§ **Quoted passage**
===
Calculating Stokes's Theorem on a Triangular Contour

[EugP]

Homework Statement

For the vector field \bold{E} = \bold{ \hat x} (xy) - \bold{ \hat y} (x^2 + 2y^2), calculate the following:

\oint \bold{E} \cdot d\bold{l} around the triangular contour shown.

I don't have a scanner at the moment so I will explain the drawing. The picture is a right triangle. They show an x and y axis. From (0, 0), there is a line going to (1, 0), then from there it goes up to (1, 1), then a diagonal back to (0, 0).

Homework Equations

The Attempt at a Solution

I know how to approach it but I seem to be stuck. This is what I have so far:

I gave each coordinate a name: a (0, 0), b (1, 0), and c (1, 1).

\oint \bold{E} \cdot d\bold{l} = \oint_a^b \bold{E}_{ab} \cdot d\bold{l} + \oint_b^c \bold{E}_{bc} \cdot d\bold{l} + \oint_c^a \bold{E}_{ca} \cdot d\bold{l}

At this point I'm stuck. Could someone please point me in the right direction?
===
§ **Rows**
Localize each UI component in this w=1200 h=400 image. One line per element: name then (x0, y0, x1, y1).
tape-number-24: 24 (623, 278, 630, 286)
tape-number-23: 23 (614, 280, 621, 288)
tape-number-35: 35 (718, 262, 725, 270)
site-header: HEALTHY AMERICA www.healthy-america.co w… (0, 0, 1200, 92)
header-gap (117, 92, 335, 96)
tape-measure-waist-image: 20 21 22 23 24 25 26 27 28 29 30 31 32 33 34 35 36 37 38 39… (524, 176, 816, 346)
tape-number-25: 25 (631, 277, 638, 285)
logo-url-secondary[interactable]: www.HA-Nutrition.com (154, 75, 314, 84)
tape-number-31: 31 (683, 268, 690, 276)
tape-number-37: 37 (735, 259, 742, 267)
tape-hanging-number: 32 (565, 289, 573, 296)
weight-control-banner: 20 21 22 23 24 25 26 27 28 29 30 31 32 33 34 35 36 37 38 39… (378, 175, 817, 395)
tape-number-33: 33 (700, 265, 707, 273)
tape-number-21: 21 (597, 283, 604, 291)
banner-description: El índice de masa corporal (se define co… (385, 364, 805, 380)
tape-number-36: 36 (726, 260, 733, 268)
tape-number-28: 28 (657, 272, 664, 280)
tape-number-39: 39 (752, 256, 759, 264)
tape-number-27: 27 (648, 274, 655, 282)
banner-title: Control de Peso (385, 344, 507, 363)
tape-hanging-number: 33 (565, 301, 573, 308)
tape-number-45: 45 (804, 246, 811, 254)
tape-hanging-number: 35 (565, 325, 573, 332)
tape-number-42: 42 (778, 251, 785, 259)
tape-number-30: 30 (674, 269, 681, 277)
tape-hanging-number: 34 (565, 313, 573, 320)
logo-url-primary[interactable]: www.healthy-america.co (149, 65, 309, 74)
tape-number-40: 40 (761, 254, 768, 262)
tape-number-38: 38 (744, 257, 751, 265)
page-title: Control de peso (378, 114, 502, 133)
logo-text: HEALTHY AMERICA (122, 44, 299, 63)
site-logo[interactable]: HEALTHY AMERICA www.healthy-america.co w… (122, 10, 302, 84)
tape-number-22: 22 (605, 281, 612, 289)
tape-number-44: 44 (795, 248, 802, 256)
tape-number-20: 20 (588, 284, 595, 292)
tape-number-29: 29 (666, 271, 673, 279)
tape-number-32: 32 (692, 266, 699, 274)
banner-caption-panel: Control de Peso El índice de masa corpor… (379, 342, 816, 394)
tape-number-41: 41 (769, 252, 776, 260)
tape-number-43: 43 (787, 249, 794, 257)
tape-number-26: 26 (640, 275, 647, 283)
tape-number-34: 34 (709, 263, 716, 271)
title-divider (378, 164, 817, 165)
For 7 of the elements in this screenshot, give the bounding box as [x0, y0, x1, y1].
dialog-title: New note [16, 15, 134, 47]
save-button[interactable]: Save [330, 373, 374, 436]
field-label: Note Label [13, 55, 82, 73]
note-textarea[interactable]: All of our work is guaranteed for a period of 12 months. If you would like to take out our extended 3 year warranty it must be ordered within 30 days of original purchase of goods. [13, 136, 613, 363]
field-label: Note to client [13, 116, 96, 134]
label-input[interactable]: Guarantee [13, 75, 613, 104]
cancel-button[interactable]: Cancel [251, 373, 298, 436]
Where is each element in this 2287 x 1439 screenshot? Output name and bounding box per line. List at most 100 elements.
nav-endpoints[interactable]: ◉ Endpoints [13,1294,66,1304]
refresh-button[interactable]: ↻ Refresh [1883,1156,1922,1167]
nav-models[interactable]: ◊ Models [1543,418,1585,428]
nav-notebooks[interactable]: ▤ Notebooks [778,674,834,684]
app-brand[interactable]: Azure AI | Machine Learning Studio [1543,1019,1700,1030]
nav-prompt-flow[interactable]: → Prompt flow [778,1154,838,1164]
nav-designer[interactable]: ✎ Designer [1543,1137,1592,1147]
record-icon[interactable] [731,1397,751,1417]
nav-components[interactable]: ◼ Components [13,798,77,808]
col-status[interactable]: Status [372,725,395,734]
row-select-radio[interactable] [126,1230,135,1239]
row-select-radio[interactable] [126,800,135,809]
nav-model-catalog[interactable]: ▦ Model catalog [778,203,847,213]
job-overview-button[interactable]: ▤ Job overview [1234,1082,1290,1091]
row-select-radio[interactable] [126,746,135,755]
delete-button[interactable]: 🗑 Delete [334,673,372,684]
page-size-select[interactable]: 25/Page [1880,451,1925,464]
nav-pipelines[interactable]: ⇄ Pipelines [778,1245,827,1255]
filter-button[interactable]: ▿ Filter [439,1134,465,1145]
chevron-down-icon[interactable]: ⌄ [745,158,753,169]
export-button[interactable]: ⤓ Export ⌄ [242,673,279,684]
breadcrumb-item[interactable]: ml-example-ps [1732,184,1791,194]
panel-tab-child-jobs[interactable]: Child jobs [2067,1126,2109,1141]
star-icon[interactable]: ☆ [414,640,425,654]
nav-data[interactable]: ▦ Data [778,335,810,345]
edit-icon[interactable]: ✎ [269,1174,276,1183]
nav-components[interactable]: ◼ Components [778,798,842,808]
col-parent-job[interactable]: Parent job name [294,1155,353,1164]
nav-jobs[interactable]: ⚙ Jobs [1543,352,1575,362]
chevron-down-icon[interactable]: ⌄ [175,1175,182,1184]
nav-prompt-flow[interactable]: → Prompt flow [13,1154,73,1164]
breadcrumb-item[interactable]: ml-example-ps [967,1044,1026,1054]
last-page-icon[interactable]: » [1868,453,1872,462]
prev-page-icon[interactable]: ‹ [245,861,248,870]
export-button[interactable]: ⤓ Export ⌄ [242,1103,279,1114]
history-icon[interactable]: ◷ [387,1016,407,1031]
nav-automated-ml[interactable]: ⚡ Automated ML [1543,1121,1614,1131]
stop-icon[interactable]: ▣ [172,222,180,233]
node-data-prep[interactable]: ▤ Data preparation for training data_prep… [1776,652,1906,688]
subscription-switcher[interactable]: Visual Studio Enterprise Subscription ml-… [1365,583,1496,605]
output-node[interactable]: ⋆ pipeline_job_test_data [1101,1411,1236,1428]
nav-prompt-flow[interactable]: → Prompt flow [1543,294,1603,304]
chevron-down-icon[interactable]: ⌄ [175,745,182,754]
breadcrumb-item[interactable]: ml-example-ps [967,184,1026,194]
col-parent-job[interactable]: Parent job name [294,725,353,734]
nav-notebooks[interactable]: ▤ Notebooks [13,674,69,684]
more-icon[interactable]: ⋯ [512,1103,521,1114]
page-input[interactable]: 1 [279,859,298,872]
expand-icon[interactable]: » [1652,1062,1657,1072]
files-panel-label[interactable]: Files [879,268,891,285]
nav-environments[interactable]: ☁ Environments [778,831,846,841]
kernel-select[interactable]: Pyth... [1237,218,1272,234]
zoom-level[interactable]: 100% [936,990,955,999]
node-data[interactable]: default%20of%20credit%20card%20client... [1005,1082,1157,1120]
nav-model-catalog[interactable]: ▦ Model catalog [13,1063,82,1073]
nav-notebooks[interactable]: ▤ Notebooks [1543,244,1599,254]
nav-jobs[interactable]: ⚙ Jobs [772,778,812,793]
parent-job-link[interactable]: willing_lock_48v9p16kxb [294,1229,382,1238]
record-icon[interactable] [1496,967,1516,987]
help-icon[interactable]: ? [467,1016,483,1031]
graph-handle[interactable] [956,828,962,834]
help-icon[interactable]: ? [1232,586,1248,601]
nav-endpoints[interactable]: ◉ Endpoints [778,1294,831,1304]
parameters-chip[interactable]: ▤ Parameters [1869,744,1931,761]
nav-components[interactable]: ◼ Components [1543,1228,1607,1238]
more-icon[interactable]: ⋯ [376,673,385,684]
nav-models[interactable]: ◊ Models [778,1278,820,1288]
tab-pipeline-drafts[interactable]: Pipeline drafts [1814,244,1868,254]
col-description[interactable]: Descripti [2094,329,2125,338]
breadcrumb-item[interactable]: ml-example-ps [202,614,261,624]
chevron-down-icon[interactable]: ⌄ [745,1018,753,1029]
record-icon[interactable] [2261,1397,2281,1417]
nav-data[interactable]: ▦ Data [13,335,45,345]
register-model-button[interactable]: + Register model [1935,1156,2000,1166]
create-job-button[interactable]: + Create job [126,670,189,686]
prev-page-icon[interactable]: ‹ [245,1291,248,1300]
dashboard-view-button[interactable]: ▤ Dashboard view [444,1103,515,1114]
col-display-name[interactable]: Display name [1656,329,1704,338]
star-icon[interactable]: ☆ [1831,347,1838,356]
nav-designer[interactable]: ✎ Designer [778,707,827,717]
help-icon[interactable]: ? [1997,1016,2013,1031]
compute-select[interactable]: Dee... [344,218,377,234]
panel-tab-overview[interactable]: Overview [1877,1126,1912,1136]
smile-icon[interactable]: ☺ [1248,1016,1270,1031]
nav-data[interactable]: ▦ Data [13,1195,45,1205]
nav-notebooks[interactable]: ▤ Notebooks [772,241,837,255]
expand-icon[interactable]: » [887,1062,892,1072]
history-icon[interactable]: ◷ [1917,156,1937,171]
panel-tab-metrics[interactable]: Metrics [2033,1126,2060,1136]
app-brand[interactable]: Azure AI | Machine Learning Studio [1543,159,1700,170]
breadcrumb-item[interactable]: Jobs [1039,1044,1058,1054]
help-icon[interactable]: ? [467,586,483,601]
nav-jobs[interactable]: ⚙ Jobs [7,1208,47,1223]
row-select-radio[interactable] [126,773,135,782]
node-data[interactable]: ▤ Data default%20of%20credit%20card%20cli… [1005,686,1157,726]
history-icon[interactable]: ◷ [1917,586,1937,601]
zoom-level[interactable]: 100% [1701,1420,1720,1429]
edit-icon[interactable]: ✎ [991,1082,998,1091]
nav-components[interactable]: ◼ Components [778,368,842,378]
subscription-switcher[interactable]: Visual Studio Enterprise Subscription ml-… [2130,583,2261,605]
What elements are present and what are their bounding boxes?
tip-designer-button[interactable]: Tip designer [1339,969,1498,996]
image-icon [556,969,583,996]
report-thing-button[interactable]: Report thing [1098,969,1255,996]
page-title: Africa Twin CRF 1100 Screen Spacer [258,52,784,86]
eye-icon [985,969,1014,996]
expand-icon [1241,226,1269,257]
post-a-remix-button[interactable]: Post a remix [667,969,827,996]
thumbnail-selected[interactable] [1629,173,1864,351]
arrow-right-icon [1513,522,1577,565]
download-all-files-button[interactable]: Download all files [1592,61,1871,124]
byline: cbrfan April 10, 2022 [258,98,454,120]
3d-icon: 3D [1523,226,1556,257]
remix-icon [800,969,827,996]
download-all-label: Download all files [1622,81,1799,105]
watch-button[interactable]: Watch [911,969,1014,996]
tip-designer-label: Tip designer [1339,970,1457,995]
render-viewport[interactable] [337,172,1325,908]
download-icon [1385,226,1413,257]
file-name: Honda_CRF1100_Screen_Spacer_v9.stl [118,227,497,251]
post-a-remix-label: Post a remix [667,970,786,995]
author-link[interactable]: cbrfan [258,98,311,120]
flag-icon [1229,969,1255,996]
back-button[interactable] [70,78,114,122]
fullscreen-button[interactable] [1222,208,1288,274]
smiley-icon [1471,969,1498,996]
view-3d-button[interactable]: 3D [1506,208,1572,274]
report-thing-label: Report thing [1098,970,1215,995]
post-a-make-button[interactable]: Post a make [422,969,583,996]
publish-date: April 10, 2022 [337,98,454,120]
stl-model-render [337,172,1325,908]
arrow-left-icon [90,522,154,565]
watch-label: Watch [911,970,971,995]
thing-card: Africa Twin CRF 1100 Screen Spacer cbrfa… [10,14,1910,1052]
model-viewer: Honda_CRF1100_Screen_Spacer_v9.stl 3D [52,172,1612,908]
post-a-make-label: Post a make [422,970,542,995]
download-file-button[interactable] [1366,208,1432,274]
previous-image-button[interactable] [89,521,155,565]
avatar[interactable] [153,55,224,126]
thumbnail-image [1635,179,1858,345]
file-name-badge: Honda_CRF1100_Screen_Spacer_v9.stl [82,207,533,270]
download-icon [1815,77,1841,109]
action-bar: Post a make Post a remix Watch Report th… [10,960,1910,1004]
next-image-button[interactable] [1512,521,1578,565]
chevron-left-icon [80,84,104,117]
===
§ **Exercise tasks**
A: List every point that the forum post on the triangular contour gives a letter name, along with its coordinates.
B: Carry the forum post on the triangular contour onward from its last sentence.

§ **Answers to the tasks**
A:
a (0, 0)
b (1, 0)
c (1, 1)

B:
[jhicks]

Your confusion probably lies in that you don't know what \vec{dl} is. For example, for the integral from a to b, \vec{dl_{1}}=\hat{x}dl, whereas b to c it becomes \vect{dl_{2}}=\hat{y}dl. Just work out the dot products, which are especially easy for a to b and b to c since either x or y is constant.

 

[EugP]

Thanks for the quick reply. I have 2 questions:

1) Shouldn't the integral from a to b, be \oint_a^b \bold{E}_{ab} \cdot \hat x d\bold{l} since ab is horizontal?

2) I'm not sure what to put for \bold{E}_{ab}. Should it be the component that acts only in the direction of ab, in other words:

\oint_a^b \bold{ \hat x} (xy) \cdot \hat x d\bold{l}

Am I in the right direction?

 

[jhicks]

Yes whoops you are right about 1). I will change it. And 2) yes you are right. Don't forget that y is a constant.

 

[EugP]

Awsome. So now that I set it up, I have \oint_a^b xy d\bold{l}, but I don't know l, or am I missing something obvious?

 

[jhicks]

Remember that a is (0,0) and b is (1,0). dl is simply dx in that particular case. The only tricky part is going to be c to a, where you're going to have to express all components of dl in terms of one variable to integrate over.

 

[kdv]

Awsome. So now that I set it up, I have \oint_a^b xy d\bold{l}, but I don't know l, or am I missing something obvious?

If the path is along the positive x axis, you must use d \vec{l} = dx \vec{i}

and so on.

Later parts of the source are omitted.